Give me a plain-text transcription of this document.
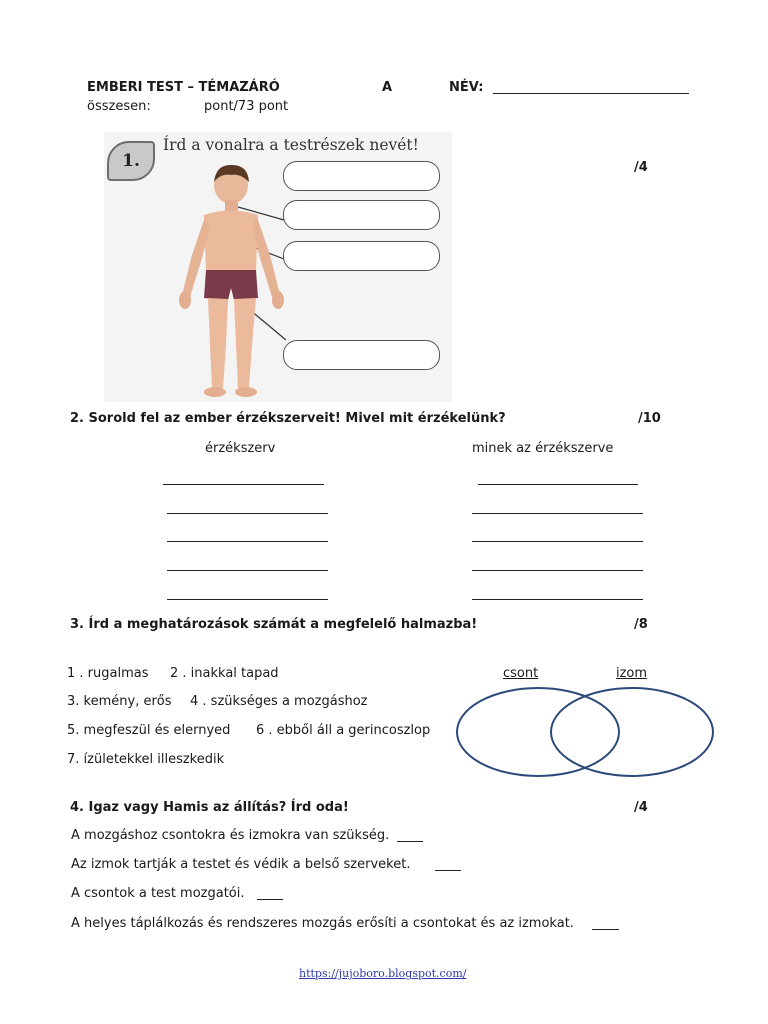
EMBERI TEST – TÉMAZÁRÓ	A	NÉV:
összesen:	pont/73 pont
1.
Írd a vonalra a testrészek nevét!
/4
2. Sorold fel az ember érzékszerveit! Mivel mit érzékelünk?	/10
érzékszerv	minek az érzékszerve
3. Írd a meghatározások számát a megfelelő halmazba!	/8
1 . rugalmas 2 . inakkal tapad
3. kemény, erős 4 . szükséges a mozgáshoz
5. megfeszül és elernyed 6 . ebből áll a gerincoszlop
7. ízületekkel illeszkedik
csont	izom
4. Igaz vagy Hamis az állítás? Írd oda!	/4
A mozgáshoz csontokra és izmokra van szükség.
Az izmok tartják a testet és védik a belső szerveket.
A csontok a test mozgatói.
A helyes táplálkozás és rendszeres mozgás erősíti a csontokat és az izmokat.
https://jujoboro.blogspot.com/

***

Your task is to retype all the entries exactly and leave out any pictures.

Give me a plain-text transcription of this document.
EMBERI TEST – TÉMAZÁRÓ	A	NÉV:
összesen:	pont/73 pont
1.
Írd a vonalra a testrészek nevét!
/4
2. Sorold fel az ember érzékszerveit! Mivel mit érzékelünk?	/10
érzékszerv	minek az érzékszerve
3. Írd a meghatározások számát a megfelelő halmazba!	/8
1 . rugalmas 2 . inakkal tapad
3. kemény, erős 4 . szükséges a mozgáshoz
5. megfeszül és elernyed 6 . ebből áll a gerincoszlop
7. ízületekkel illeszkedik
csont	izom
4. Igaz vagy Hamis az állítás? Írd oda!	/4
A mozgáshoz csontokra és izmokra van szükség.
Az izmok tartják a testet és védik a belső szerveket.
A csontok a test mozgatói.
A helyes táplálkozás és rendszeres mozgás erősíti a csontokat és az izmokat.
https://jujoboro.blogspot.com/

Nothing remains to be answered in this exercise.